▶ **AIM**
Could you write out every entry exactly as it stands?

(Records contained in a dataset)
---------------
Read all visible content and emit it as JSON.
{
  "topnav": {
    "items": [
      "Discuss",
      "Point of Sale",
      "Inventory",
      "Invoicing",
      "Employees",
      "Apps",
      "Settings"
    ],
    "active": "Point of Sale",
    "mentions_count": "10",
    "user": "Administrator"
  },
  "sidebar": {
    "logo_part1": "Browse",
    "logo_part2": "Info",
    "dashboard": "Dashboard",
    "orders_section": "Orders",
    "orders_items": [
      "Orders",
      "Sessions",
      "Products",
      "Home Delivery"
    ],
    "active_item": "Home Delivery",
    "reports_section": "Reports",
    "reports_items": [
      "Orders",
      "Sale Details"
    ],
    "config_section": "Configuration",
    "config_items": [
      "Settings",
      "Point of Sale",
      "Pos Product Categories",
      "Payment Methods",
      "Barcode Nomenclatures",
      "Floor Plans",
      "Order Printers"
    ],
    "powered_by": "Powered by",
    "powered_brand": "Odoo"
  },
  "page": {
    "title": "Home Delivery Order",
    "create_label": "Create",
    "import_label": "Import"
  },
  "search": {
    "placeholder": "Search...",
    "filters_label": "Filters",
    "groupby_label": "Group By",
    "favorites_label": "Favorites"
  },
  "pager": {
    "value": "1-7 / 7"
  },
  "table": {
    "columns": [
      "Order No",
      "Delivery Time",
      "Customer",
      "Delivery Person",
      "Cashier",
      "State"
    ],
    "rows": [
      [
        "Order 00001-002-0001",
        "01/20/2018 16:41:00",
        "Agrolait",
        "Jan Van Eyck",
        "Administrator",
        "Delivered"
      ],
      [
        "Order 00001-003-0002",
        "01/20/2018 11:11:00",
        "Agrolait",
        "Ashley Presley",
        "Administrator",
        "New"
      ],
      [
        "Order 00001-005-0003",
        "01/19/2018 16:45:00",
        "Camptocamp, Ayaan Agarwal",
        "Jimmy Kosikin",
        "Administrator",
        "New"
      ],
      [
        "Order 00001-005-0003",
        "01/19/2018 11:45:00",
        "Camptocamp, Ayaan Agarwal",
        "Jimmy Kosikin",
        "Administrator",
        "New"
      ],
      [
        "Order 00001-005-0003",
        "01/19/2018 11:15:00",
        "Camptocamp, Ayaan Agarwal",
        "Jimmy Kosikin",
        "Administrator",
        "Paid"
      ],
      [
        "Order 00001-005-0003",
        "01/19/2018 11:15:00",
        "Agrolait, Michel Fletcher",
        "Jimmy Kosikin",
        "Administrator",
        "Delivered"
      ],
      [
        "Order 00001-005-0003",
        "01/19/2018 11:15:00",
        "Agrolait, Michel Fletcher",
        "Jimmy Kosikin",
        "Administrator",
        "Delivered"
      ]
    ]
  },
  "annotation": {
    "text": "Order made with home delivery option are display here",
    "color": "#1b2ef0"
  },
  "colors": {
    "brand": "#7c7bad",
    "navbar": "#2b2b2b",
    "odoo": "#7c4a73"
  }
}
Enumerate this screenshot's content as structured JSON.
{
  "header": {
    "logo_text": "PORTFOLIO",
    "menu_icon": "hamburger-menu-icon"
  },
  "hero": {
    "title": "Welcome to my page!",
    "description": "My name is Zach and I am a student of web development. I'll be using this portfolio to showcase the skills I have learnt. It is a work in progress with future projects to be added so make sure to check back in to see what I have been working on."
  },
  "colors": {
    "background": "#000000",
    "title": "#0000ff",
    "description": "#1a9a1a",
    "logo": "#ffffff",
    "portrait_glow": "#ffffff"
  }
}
---------------
▶ **CORRECT RESULT**
Read all visible content and emit it as JSON.
{
  "topnav": {
    "items": [
      "Discuss",
      "Point of Sale",
      "Inventory",
      "Invoicing",
      "Employees",
      "Apps",
      "Settings"
    ],
    "active": "Point of Sale",
    "mentions_count": "10",
    "user": "Administrator"
  },
  "sidebar": {
    "logo_part1": "Browse",
    "logo_part2": "Info",
    "dashboard": "Dashboard",
    "orders_section": "Orders",
    "orders_items": [
      "Orders",
      "Sessions",
      "Products",
      "Home Delivery"
    ],
    "active_item": "Home Delivery",
    "reports_section": "Reports",
    "reports_items": [
      "Orders",
      "Sale Details"
    ],
    "config_section": "Configuration",
    "config_items": [
      "Settings",
      "Point of Sale",
      "Pos Product Categories",
      "Payment Methods",
      "Barcode Nomenclatures",
      "Floor Plans",
      "Order Printers"
    ],
    "powered_by": "Powered by",
    "powered_brand": "Odoo"
  },
  "page": {
    "title": "Home Delivery Order",
    "create_label": "Create",
    "import_label": "Import"
  },
  "search": {
    "placeholder": "Search...",
    "filters_label": "Filters",
    "groupby_label": "Group By",
    "favorites_label": "Favorites"
  },
  "pager": {
    "value": "1-7 / 7"
  },
  "table": {
    "columns": [
      "Order No",
      "Delivery Time",
      "Customer",
      "Delivery Person",
      "Cashier",
      "State"
    ],
    "rows": [
      [
        "Order 00001-002-0001",
        "01/20/2018 16:41:00",
        "Agrolait",
        "Jan Van Eyck",
        "Administrator",
        "Delivered"
      ],
      [
        "Order 00001-003-0002",
        "01/20/2018 11:11:00",
        "Agrolait",
        "Ashley Presley",
        "Administrator",
        "New"
      ],
      [
        "Order 00001-005-0003",
        "01/19/2018 16:45:00",
        "Camptocamp, Ayaan Agarwal",
        "Jimmy Kosikin",
        "Administrator",
        "New"
      ],
      [
        "Order 00001-005-0003",
        "01/19/2018 11:45:00",
        "Camptocamp, Ayaan Agarwal",
        "Jimmy Kosikin",
        "Administrator",
        "New"
      ],
      [
        "Order 00001-005-0003",
        "01/19/2018 11:15:00",
        "Camptocamp, Ayaan Agarwal",
        "Jimmy Kosikin",
        "Administrator",
        "Paid"
      ],
      [
        "Order 00001-005-0003",
        "01/19/2018 11:15:00",
        "Agrolait, Michel Fletcher",
        "Jimmy Kosikin",
        "Administrator",
        "Delivered"
      ],
      [
        "Order 00001-005-0003",
        "01/19/2018 11:15:00",
        "Agrolait, Michel Fletcher",
        "Jimmy Kosikin",
        "Administrator",
        "Delivered"
      ]
    ]
  },
  "annotation": {
    "text": "Order made with home delivery option are display here",
    "color": "#1b2ef0"
  },
  "colors": {
    "brand": "#7c7bad",
    "navbar": "#2b2b2b",
    "odoo": "#7c4a73"
  }
}
Enumerate this screenshot's content as structured JSON.
{
  "header": {
    "logo_text": "PORTFOLIO",
    "menu_icon": "hamburger-menu-icon"
  },
  "hero": {
    "title": "Welcome to my page!",
    "description": "My name is Zach and I am a student of web development. I'll be using this portfolio to showcase the skills I have learnt. It is a work in progress with future projects to be added so make sure to check back in to see what I have been working on."
  },
  "colors": {
    "background": "#000000",
    "title": "#0000ff",
    "description": "#1a9a1a",
    "logo": "#ffffff",
    "portrait_glow": "#ffffff"
  }
}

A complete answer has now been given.